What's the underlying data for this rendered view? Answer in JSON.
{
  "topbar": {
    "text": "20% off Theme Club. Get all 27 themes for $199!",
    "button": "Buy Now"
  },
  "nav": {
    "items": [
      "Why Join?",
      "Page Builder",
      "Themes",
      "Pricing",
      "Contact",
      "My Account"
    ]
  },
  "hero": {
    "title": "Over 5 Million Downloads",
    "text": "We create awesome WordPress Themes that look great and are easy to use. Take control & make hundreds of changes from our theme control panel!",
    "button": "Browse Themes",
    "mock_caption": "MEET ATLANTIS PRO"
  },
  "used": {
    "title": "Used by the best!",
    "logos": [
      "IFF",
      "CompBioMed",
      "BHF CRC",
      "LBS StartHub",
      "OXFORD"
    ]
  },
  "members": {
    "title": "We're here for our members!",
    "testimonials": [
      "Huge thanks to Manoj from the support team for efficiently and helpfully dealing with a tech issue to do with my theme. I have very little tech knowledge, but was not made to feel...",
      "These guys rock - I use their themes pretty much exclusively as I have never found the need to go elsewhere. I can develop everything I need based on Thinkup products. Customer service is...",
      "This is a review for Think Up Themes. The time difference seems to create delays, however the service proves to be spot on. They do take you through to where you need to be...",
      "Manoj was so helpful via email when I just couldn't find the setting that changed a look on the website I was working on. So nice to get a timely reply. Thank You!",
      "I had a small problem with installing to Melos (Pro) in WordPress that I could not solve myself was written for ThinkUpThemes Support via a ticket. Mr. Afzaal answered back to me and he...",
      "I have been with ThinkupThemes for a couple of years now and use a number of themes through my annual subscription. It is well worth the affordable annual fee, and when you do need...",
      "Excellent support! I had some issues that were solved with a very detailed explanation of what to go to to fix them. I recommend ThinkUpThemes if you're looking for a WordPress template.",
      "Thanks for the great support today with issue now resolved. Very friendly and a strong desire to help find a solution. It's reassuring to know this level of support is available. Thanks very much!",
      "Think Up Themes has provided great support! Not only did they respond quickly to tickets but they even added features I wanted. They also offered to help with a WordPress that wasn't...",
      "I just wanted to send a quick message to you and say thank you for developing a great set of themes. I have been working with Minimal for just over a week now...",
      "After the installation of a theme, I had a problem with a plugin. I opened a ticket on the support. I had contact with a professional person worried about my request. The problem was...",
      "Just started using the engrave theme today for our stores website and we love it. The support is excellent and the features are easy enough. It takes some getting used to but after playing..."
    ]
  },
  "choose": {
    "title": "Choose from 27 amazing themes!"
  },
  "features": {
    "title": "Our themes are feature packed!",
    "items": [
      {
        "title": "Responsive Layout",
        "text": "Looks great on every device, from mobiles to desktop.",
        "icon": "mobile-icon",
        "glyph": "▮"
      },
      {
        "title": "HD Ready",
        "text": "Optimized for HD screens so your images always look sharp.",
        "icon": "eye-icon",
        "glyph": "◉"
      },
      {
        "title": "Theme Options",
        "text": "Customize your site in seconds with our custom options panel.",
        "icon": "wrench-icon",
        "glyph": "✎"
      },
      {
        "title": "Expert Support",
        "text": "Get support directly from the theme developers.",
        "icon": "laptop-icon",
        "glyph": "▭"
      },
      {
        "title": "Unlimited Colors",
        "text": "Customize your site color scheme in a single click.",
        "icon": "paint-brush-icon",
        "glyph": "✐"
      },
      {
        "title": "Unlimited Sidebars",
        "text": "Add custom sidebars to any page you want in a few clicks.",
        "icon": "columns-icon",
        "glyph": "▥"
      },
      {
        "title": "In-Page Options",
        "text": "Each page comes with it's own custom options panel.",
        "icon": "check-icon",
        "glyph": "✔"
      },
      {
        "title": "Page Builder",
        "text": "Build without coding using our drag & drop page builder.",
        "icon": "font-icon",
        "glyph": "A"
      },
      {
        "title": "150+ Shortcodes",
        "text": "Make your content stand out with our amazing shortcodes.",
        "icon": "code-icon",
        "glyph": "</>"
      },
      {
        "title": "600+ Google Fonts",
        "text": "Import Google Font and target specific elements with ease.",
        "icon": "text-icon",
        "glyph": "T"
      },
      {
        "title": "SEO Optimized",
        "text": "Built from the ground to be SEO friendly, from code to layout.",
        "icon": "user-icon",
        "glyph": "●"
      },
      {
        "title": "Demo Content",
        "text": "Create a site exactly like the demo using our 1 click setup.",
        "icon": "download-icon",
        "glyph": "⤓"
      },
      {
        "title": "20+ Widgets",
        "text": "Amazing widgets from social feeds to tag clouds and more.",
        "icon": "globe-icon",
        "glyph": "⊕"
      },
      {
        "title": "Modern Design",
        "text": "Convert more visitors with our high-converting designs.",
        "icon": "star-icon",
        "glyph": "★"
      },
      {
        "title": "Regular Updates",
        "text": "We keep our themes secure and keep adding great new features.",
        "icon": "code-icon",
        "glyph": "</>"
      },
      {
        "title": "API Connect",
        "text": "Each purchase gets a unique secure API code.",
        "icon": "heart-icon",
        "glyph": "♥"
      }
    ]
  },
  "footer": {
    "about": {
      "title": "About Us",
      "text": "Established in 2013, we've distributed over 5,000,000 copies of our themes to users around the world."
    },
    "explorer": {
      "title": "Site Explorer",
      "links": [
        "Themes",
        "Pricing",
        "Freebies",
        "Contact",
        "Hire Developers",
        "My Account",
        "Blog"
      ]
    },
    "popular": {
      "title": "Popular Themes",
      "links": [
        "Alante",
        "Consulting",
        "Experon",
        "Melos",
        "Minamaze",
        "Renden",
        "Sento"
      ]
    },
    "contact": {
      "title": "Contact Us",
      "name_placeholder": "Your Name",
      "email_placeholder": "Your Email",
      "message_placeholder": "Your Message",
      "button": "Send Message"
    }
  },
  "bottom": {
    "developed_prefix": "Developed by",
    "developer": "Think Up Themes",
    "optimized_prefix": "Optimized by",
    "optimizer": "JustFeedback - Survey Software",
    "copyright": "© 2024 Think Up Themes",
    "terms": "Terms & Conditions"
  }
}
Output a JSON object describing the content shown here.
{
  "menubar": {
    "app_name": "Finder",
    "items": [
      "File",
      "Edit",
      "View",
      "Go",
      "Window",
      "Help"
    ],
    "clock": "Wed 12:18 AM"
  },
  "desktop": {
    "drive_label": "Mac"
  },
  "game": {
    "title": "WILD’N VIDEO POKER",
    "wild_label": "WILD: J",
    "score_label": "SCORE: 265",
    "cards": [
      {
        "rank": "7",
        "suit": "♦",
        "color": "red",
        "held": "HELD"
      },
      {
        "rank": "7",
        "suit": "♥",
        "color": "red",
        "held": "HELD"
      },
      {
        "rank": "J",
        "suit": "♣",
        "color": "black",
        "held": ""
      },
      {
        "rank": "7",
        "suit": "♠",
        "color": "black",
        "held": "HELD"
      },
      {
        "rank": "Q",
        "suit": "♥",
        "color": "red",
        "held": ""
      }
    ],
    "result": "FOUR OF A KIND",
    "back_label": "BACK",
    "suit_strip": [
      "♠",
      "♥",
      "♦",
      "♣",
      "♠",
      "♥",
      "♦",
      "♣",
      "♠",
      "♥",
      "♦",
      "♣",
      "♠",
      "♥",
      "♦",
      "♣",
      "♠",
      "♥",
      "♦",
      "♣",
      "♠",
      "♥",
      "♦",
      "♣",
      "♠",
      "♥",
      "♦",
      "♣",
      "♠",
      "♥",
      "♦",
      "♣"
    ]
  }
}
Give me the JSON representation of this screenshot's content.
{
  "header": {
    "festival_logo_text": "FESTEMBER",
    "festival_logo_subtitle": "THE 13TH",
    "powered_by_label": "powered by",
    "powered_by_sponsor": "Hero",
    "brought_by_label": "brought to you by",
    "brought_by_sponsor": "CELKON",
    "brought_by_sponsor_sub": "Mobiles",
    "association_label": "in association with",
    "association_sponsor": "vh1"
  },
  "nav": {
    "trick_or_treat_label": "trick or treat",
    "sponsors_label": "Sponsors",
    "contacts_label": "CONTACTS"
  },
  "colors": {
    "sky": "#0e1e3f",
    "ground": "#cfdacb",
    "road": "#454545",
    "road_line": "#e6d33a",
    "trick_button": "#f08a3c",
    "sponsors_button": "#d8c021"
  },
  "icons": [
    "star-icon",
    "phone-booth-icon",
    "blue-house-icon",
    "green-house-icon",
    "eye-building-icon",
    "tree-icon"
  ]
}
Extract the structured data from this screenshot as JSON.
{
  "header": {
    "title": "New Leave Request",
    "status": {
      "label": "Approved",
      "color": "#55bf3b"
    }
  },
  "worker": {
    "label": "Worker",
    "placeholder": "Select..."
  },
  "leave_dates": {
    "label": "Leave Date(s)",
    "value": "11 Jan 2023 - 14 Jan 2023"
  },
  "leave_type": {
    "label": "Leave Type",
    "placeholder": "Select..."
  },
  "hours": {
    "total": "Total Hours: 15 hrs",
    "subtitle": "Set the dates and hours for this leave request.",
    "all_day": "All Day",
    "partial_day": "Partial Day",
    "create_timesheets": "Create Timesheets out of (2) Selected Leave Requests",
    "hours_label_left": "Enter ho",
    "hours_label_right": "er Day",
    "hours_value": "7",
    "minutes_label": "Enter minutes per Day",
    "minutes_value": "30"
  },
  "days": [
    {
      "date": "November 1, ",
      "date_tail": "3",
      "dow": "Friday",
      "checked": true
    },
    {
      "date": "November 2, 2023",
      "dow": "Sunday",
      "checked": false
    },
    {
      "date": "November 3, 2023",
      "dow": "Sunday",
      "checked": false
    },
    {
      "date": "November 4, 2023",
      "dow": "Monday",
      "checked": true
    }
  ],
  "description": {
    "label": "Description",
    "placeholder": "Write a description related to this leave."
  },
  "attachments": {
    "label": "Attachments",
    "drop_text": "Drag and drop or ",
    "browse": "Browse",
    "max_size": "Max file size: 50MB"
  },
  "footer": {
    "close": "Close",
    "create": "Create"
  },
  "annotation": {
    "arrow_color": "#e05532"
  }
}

----

WHAT THE TASK REQUIRES:
Copy each line from the data above that includes "Google".

THE ANSWER:
        "title": "600+ Google Fonts",
        "text": "Import Google Font and target specific elements with ease.",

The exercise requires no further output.